## Begin

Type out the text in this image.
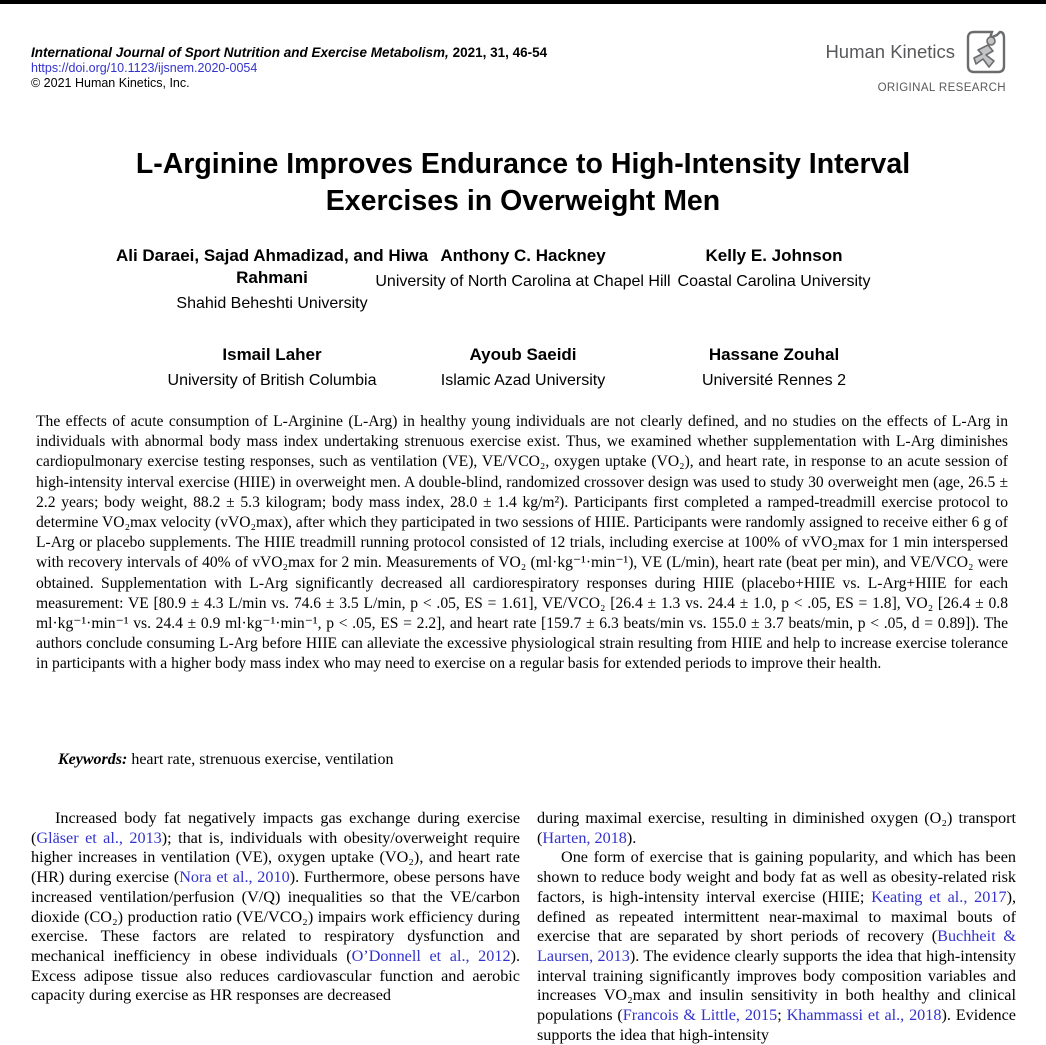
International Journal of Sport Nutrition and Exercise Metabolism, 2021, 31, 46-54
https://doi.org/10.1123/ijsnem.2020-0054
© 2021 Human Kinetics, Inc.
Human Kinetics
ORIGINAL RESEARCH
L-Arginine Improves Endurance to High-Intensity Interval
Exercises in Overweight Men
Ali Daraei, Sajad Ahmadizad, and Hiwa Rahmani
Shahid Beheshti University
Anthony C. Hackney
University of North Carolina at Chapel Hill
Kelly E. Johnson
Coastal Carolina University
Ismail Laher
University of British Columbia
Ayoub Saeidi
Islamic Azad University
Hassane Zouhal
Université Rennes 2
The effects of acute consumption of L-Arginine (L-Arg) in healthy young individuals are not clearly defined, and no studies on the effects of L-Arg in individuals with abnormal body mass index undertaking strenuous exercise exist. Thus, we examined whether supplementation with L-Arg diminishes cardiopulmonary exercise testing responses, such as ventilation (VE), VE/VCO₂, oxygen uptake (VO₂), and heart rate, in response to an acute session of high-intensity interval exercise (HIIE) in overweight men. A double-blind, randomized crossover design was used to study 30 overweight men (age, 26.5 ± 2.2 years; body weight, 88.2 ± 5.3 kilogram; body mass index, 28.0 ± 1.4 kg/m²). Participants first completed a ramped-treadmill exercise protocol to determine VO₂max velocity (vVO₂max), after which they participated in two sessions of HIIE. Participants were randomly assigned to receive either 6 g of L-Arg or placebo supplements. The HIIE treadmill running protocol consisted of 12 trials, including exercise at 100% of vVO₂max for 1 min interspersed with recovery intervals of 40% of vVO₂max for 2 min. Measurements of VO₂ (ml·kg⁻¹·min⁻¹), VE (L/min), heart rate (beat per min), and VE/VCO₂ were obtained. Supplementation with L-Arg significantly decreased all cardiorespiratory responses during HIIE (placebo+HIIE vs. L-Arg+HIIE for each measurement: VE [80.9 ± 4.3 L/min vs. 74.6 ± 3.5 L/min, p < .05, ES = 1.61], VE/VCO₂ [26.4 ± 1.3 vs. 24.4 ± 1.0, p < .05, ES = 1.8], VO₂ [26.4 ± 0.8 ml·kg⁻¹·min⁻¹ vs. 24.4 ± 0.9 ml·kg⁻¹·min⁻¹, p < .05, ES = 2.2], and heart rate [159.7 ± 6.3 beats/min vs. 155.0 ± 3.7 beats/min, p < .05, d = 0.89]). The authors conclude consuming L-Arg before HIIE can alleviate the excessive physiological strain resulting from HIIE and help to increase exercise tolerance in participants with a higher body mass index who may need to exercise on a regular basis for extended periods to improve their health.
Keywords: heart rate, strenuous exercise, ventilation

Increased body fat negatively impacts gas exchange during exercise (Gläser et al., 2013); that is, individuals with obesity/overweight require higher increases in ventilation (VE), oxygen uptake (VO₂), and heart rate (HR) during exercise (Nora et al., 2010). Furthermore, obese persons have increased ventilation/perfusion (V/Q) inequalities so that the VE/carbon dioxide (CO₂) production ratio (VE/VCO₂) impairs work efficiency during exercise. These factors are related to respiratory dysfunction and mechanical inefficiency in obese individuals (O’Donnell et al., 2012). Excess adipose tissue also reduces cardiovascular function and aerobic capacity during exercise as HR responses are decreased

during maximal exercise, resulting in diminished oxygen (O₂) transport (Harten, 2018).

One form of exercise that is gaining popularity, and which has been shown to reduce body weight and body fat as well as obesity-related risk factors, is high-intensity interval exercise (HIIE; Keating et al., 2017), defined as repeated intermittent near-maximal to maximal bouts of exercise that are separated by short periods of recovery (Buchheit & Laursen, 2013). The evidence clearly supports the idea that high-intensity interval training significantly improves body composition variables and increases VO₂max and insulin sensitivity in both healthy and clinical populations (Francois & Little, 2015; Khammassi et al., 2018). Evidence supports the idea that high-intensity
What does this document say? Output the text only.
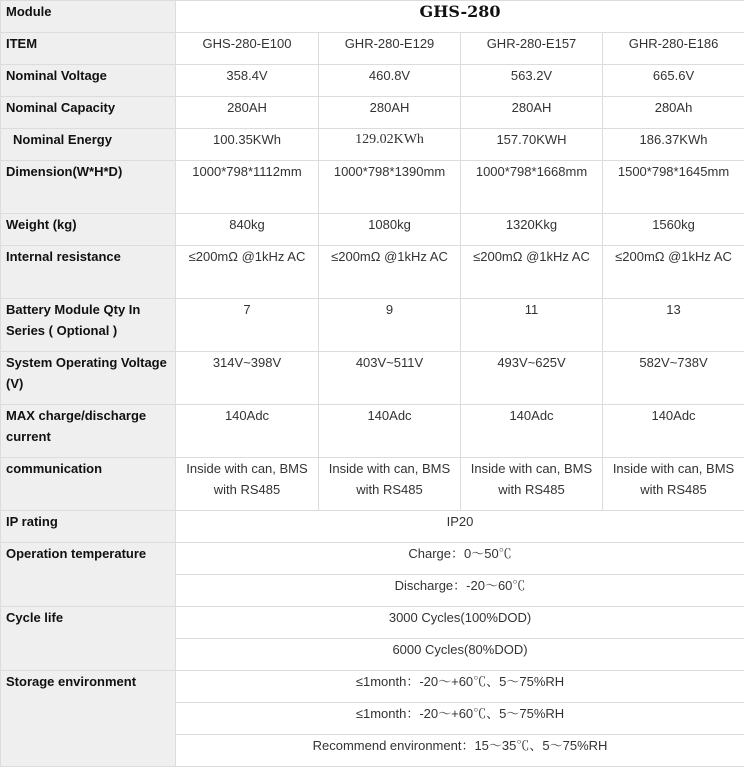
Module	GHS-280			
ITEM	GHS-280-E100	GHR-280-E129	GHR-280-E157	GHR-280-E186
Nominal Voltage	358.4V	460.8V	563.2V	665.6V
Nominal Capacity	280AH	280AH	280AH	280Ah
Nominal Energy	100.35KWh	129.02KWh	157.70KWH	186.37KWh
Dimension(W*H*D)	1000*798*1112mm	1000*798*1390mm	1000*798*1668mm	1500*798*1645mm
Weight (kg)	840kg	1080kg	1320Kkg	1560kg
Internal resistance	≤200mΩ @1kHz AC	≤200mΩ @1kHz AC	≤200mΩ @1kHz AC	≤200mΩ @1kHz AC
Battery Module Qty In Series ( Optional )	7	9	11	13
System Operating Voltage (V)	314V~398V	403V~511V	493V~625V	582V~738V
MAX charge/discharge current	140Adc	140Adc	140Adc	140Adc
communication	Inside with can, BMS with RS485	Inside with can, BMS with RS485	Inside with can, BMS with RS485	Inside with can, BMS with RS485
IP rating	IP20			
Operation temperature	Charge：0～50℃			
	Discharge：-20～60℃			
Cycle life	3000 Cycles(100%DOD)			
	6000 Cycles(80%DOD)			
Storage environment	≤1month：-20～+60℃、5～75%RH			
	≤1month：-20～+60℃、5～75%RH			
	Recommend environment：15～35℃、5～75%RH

## End
## Begin

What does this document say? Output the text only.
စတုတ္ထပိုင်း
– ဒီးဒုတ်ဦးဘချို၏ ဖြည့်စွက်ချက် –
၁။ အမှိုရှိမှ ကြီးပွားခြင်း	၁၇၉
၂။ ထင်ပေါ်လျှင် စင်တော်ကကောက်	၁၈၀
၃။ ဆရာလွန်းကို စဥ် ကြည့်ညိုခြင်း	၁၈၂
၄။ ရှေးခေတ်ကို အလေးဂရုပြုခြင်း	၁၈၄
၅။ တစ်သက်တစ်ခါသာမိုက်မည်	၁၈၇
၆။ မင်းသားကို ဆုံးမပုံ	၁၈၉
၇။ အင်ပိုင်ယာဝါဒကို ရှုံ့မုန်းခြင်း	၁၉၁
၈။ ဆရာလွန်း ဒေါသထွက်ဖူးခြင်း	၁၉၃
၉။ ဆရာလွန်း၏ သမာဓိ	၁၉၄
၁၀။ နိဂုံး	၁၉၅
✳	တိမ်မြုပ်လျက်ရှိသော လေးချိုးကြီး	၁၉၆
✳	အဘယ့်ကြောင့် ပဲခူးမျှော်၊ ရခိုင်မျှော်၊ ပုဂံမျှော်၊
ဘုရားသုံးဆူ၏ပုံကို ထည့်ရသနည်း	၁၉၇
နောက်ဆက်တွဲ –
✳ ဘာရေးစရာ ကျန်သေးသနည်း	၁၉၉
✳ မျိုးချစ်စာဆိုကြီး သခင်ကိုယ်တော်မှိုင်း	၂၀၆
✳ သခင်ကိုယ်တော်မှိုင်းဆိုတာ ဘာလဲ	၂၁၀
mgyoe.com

## End

> What to do
Filter the listing above by the word "Carolina"; copy each line that passes.

> Solved problem
University of North Carolina at Chapel Hill
Coastal Carolina University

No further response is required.